• [Your goal]
Reproduce this listing in full.

• [Recorded information]
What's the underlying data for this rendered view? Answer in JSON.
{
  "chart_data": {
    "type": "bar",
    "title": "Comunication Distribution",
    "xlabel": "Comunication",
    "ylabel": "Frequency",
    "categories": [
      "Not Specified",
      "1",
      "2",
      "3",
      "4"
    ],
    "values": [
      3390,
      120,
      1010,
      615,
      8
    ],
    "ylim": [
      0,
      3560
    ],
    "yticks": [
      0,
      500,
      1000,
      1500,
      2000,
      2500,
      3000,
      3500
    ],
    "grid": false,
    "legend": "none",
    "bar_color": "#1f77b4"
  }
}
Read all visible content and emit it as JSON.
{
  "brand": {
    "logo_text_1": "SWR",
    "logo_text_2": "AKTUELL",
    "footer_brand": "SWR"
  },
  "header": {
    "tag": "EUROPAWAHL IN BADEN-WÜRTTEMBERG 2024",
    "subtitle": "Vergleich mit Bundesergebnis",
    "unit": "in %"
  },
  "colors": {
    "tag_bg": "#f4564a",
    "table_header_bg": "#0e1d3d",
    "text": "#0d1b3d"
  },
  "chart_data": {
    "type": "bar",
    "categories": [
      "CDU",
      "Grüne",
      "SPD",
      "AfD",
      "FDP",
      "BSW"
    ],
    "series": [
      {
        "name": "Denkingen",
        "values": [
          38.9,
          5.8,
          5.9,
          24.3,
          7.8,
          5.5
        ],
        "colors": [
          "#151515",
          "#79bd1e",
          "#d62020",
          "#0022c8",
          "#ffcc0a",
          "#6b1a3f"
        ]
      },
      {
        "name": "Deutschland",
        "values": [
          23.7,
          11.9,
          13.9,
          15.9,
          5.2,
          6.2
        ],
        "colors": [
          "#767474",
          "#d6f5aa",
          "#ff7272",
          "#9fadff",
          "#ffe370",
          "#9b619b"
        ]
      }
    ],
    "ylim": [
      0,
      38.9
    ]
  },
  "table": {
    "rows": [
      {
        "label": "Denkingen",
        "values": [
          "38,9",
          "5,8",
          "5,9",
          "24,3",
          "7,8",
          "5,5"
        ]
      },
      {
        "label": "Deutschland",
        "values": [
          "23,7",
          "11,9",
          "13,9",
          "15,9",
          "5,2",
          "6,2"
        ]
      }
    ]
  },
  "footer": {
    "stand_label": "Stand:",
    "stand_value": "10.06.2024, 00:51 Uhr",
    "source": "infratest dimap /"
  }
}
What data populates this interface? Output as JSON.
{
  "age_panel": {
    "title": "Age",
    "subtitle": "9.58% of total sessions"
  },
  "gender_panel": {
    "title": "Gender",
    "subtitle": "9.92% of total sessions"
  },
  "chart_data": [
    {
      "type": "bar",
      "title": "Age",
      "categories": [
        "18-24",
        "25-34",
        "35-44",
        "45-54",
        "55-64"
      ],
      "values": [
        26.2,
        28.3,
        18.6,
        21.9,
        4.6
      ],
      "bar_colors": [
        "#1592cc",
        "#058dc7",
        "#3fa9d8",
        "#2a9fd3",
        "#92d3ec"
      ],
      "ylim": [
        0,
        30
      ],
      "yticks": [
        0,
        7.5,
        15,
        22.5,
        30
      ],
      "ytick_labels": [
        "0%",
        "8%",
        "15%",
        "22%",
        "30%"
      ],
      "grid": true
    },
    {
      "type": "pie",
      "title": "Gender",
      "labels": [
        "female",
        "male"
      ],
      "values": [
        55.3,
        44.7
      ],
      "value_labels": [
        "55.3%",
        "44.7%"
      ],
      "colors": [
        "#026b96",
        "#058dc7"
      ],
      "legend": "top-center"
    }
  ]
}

• [Answer to the problem]
What's the underlying data for this rendered view? Answer in JSON.
{
  "chart_data": {
    "type": "bar",
    "title": "Comunication Distribution",
    "xlabel": "Comunication",
    "ylabel": "Frequency",
    "categories": [
      "Not Specified",
      "1",
      "2",
      "3",
      "4"
    ],
    "values": [
      3390,
      120,
      1010,
      615,
      8
    ],
    "ylim": [
      0,
      3560
    ],
    "yticks": [
      0,
      500,
      1000,
      1500,
      2000,
      2500,
      3000,
      3500
    ],
    "grid": false,
    "legend": "none",
    "bar_color": "#1f77b4"
  }
}
Read all visible content and emit it as JSON.
{
  "brand": {
    "logo_text_1": "SWR",
    "logo_text_2": "AKTUELL",
    "footer_brand": "SWR"
  },
  "header": {
    "tag": "EUROPAWAHL IN BADEN-WÜRTTEMBERG 2024",
    "subtitle": "Vergleich mit Bundesergebnis",
    "unit": "in %"
  },
  "colors": {
    "tag_bg": "#f4564a",
    "table_header_bg": "#0e1d3d",
    "text": "#0d1b3d"
  },
  "chart_data": {
    "type": "bar",
    "categories": [
      "CDU",
      "Grüne",
      "SPD",
      "AfD",
      "FDP",
      "BSW"
    ],
    "series": [
      {
        "name": "Denkingen",
        "values": [
          38.9,
          5.8,
          5.9,
          24.3,
          7.8,
          5.5
        ],
        "colors": [
          "#151515",
          "#79bd1e",
          "#d62020",
          "#0022c8",
          "#ffcc0a",
          "#6b1a3f"
        ]
      },
      {
        "name": "Deutschland",
        "values": [
          23.7,
          11.9,
          13.9,
          15.9,
          5.2,
          6.2
        ],
        "colors": [
          "#767474",
          "#d6f5aa",
          "#ff7272",
          "#9fadff",
          "#ffe370",
          "#9b619b"
        ]
      }
    ],
    "ylim": [
      0,
      38.9
    ]
  },
  "table": {
    "rows": [
      {
        "label": "Denkingen",
        "values": [
          "38,9",
          "5,8",
          "5,9",
          "24,3",
          "7,8",
          "5,5"
        ]
      },
      {
        "label": "Deutschland",
        "values": [
          "23,7",
          "11,9",
          "13,9",
          "15,9",
          "5,2",
          "6,2"
        ]
      }
    ]
  },
  "footer": {
    "stand_label": "Stand:",
    "stand_value": "10.06.2024, 00:51 Uhr",
    "source": "infratest dimap /"
  }
}
What data populates this interface? Output as JSON.
{
  "age_panel": {
    "title": "Age",
    "subtitle": "9.58% of total sessions"
  },
  "gender_panel": {
    "title": "Gender",
    "subtitle": "9.92% of total sessions"
  },
  "chart_data": [
    {
      "type": "bar",
      "title": "Age",
      "categories": [
        "18-24",
        "25-34",
        "35-44",
        "45-54",
        "55-64"
      ],
      "values": [
        26.2,
        28.3,
        18.6,
        21.9,
        4.6
      ],
      "bar_colors": [
        "#1592cc",
        "#058dc7",
        "#3fa9d8",
        "#2a9fd3",
        "#92d3ec"
      ],
      "ylim": [
        0,
        30
      ],
      "yticks": [
        0,
        7.5,
        15,
        22.5,
        30
      ],
      "ytick_labels": [
        "0%",
        "8%",
        "15%",
        "22%",
        "30%"
      ],
      "grid": true
    },
    {
      "type": "pie",
      "title": "Gender",
      "labels": [
        "female",
        "male"
      ],
      "values": [
        55.3,
        44.7
      ],
      "value_labels": [
        "55.3%",
        "44.7%"
      ],
      "colors": [
        "#026b96",
        "#058dc7"
      ],
      "legend": "top-center"
    }
  ]
}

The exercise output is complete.